Return all the data below as it stands, minus the pictures.

Records that describe figures
——————————

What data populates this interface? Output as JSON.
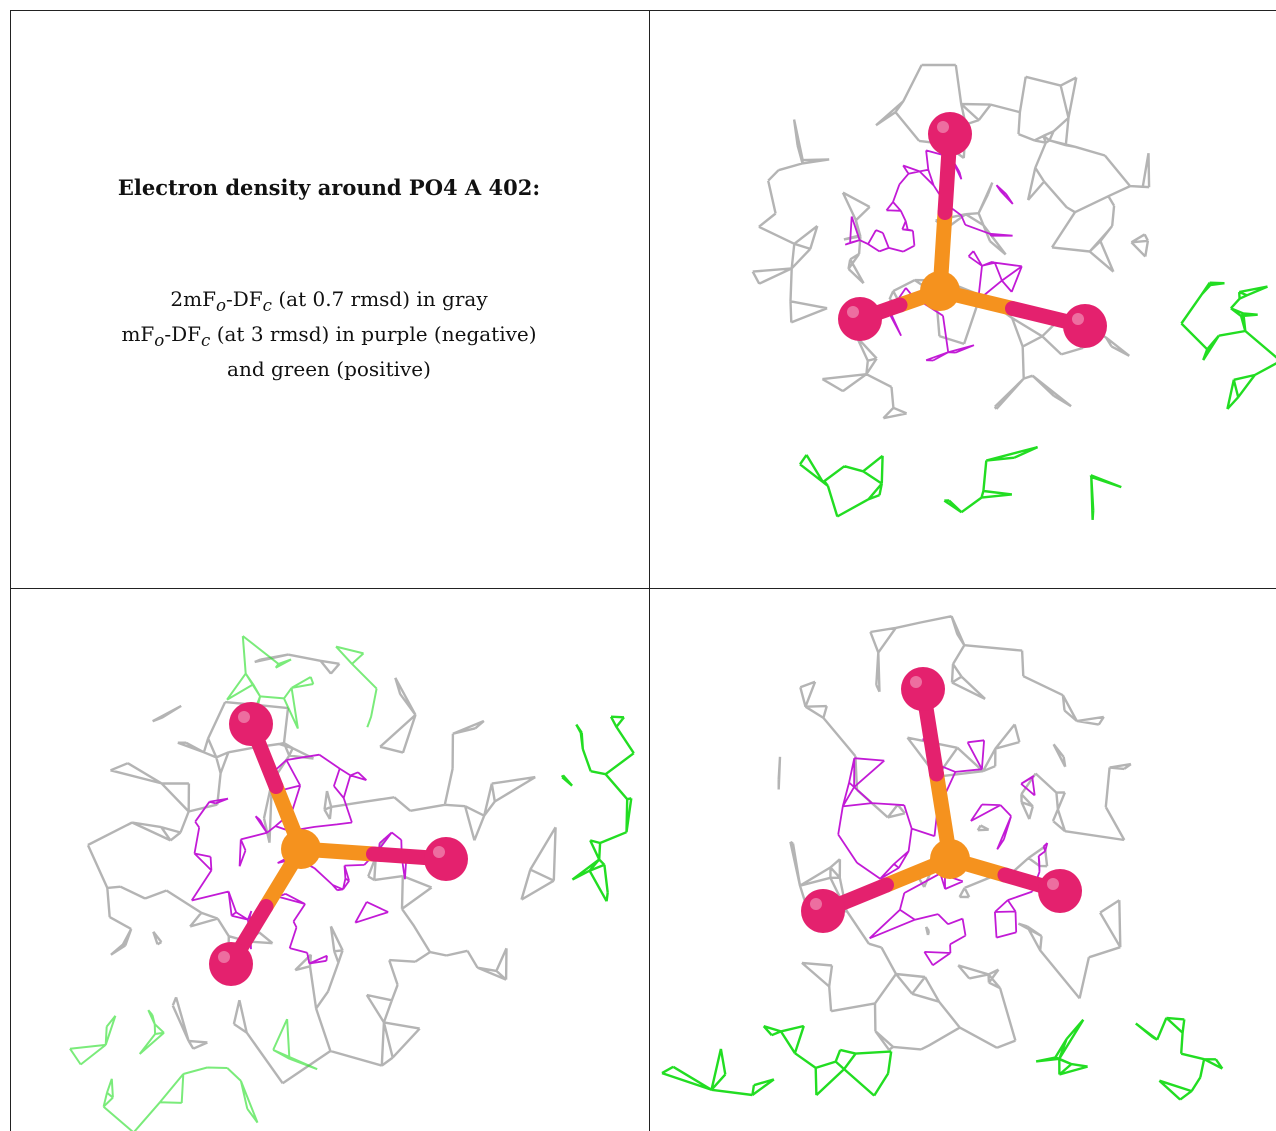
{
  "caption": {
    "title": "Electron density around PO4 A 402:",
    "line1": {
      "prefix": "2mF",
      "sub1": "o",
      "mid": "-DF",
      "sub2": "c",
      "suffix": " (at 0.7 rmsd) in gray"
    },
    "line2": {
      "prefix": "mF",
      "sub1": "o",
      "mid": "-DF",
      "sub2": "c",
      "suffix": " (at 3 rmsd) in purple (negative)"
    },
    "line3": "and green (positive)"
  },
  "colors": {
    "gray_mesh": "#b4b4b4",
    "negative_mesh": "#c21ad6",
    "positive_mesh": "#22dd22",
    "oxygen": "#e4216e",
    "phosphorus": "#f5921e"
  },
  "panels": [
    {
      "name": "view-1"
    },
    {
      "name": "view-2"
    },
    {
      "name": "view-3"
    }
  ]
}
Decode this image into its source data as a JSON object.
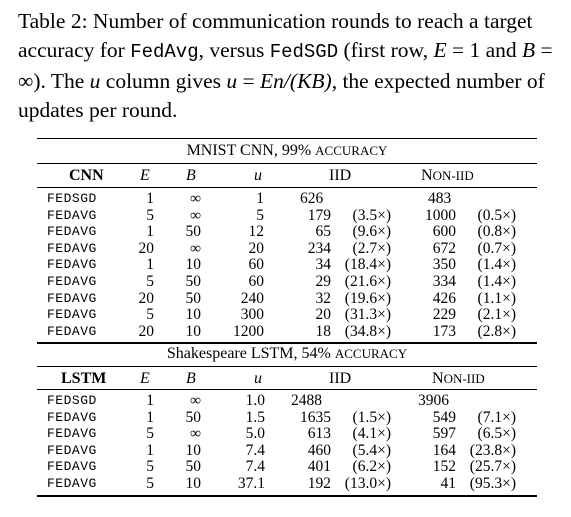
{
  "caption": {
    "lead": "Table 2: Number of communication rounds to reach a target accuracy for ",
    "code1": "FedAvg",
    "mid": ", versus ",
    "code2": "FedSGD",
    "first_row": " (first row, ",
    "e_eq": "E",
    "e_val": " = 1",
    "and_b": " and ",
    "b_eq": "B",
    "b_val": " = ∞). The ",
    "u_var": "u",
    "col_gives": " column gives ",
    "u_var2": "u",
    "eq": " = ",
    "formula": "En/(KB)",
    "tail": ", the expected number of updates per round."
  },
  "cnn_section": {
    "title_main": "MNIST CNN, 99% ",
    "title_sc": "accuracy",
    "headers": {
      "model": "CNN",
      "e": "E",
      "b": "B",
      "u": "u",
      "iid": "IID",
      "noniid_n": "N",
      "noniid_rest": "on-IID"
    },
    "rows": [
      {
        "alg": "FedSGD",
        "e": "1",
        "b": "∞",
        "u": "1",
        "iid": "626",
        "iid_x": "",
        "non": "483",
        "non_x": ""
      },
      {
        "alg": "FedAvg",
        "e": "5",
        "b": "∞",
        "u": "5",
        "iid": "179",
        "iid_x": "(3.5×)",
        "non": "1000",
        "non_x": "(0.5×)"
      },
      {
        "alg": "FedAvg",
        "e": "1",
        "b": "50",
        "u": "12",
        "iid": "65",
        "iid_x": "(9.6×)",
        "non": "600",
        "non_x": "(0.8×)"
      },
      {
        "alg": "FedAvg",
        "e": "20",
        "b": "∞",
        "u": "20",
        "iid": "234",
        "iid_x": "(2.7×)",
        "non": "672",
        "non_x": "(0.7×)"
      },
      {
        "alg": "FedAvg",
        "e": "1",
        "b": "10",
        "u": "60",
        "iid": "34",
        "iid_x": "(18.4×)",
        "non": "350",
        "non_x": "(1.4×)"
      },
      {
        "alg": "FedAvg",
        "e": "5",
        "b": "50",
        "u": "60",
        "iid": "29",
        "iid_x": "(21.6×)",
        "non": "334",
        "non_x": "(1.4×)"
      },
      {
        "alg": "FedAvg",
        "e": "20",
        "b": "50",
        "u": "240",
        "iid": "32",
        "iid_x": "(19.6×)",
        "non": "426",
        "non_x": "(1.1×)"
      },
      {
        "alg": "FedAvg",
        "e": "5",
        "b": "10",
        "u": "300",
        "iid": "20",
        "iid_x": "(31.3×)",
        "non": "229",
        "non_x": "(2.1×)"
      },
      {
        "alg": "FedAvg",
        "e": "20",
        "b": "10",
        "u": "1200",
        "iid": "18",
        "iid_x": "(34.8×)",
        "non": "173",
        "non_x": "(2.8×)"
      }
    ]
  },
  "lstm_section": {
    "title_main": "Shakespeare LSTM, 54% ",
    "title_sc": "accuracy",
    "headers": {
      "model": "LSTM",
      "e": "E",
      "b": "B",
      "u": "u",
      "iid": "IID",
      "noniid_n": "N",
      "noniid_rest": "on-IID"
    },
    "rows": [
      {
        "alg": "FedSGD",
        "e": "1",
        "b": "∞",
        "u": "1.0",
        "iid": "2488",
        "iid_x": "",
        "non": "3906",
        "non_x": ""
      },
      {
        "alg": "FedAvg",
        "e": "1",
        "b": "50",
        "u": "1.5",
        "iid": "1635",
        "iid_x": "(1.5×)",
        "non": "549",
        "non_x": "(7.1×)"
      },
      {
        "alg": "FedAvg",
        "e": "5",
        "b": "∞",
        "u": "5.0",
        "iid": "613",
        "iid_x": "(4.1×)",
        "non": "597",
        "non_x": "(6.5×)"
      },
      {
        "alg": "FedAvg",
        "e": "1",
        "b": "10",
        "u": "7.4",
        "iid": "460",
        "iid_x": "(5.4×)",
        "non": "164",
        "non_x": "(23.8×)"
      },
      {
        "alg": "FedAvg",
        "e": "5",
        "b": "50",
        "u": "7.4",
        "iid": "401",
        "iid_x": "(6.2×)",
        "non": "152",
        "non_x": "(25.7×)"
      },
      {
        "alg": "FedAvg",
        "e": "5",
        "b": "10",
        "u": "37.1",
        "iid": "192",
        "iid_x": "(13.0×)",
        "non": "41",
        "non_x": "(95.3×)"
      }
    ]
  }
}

——————————

Worked solution
What data populates this interface? Output as JSON.
{
  "caption": {
    "title": "Electron density around PO4 A 402:",
    "line1": {
      "prefix": "2mF",
      "sub1": "o",
      "mid": "-DF",
      "sub2": "c",
      "suffix": " (at 0.7 rmsd) in gray"
    },
    "line2": {
      "prefix": "mF",
      "sub1": "o",
      "mid": "-DF",
      "sub2": "c",
      "suffix": " (at 3 rmsd) in purple (negative)"
    },
    "line3": "and green (positive)"
  },
  "colors": {
    "gray_mesh": "#b4b4b4",
    "negative_mesh": "#c21ad6",
    "positive_mesh": "#22dd22",
    "oxygen": "#e4216e",
    "phosphorus": "#f5921e"
  },
  "panels": [
    {
      "name": "view-1"
    },
    {
      "name": "view-2"
    },
    {
      "name": "view-3"
    }
  ]
}
Decode this image into its source data as a JSON object.
{
  "caption": {
    "lead": "Table 2: Number of communication rounds to reach a target accuracy for ",
    "code1": "FedAvg",
    "mid": ", versus ",
    "code2": "FedSGD",
    "first_row": " (first row, ",
    "e_eq": "E",
    "e_val": " = 1",
    "and_b": " and ",
    "b_eq": "B",
    "b_val": " = ∞). The ",
    "u_var": "u",
    "col_gives": " column gives ",
    "u_var2": "u",
    "eq": " = ",
    "formula": "En/(KB)",
    "tail": ", the expected number of updates per round."
  },
  "cnn_section": {
    "title_main": "MNIST CNN, 99% ",
    "title_sc": "accuracy",
    "headers": {
      "model": "CNN",
      "e": "E",
      "b": "B",
      "u": "u",
      "iid": "IID",
      "noniid_n": "N",
      "noniid_rest": "on-IID"
    },
    "rows": [
      {
        "alg": "FedSGD",
        "e": "1",
        "b": "∞",
        "u": "1",
        "iid": "626",
        "iid_x": "",
        "non": "483",
        "non_x": ""
      },
      {
        "alg": "FedAvg",
        "e": "5",
        "b": "∞",
        "u": "5",
        "iid": "179",
        "iid_x": "(3.5×)",
        "non": "1000",
        "non_x": "(0.5×)"
      },
      {
        "alg": "FedAvg",
        "e": "1",
        "b": "50",
        "u": "12",
        "iid": "65",
        "iid_x": "(9.6×)",
        "non": "600",
        "non_x": "(0.8×)"
      },
      {
        "alg": "FedAvg",
        "e": "20",
        "b": "∞",
        "u": "20",
        "iid": "234",
        "iid_x": "(2.7×)",
        "non": "672",
        "non_x": "(0.7×)"
      },
      {
        "alg": "FedAvg",
        "e": "1",
        "b": "10",
        "u": "60",
        "iid": "34",
        "iid_x": "(18.4×)",
        "non": "350",
        "non_x": "(1.4×)"
      },
      {
        "alg": "FedAvg",
        "e": "5",
        "b": "50",
        "u": "60",
        "iid": "29",
        "iid_x": "(21.6×)",
        "non": "334",
        "non_x": "(1.4×)"
      },
      {
        "alg": "FedAvg",
        "e": "20",
        "b": "50",
        "u": "240",
        "iid": "32",
        "iid_x": "(19.6×)",
        "non": "426",
        "non_x": "(1.1×)"
      },
      {
        "alg": "FedAvg",
        "e": "5",
        "b": "10",
        "u": "300",
        "iid": "20",
        "iid_x": "(31.3×)",
        "non": "229",
        "non_x": "(2.1×)"
      },
      {
        "alg": "FedAvg",
        "e": "20",
        "b": "10",
        "u": "1200",
        "iid": "18",
        "iid_x": "(34.8×)",
        "non": "173",
        "non_x": "(2.8×)"
      }
    ]
  },
  "lstm_section": {
    "title_main": "Shakespeare LSTM, 54% ",
    "title_sc": "accuracy",
    "headers": {
      "model": "LSTM",
      "e": "E",
      "b": "B",
      "u": "u",
      "iid": "IID",
      "noniid_n": "N",
      "noniid_rest": "on-IID"
    },
    "rows": [
      {
        "alg": "FedSGD",
        "e": "1",
        "b": "∞",
        "u": "1.0",
        "iid": "2488",
        "iid_x": "",
        "non": "3906",
        "non_x": ""
      },
      {
        "alg": "FedAvg",
        "e": "1",
        "b": "50",
        "u": "1.5",
        "iid": "1635",
        "iid_x": "(1.5×)",
        "non": "549",
        "non_x": "(7.1×)"
      },
      {
        "alg": "FedAvg",
        "e": "5",
        "b": "∞",
        "u": "5.0",
        "iid": "613",
        "iid_x": "(4.1×)",
        "non": "597",
        "non_x": "(6.5×)"
      },
      {
        "alg": "FedAvg",
        "e": "1",
        "b": "10",
        "u": "7.4",
        "iid": "460",
        "iid_x": "(5.4×)",
        "non": "164",
        "non_x": "(23.8×)"
      },
      {
        "alg": "FedAvg",
        "e": "5",
        "b": "50",
        "u": "7.4",
        "iid": "401",
        "iid_x": "(6.2×)",
        "non": "152",
        "non_x": "(25.7×)"
      },
      {
        "alg": "FedAvg",
        "e": "5",
        "b": "10",
        "u": "37.1",
        "iid": "192",
        "iid_x": "(13.0×)",
        "non": "41",
        "non_x": "(95.3×)"
      }
    ]
  }
}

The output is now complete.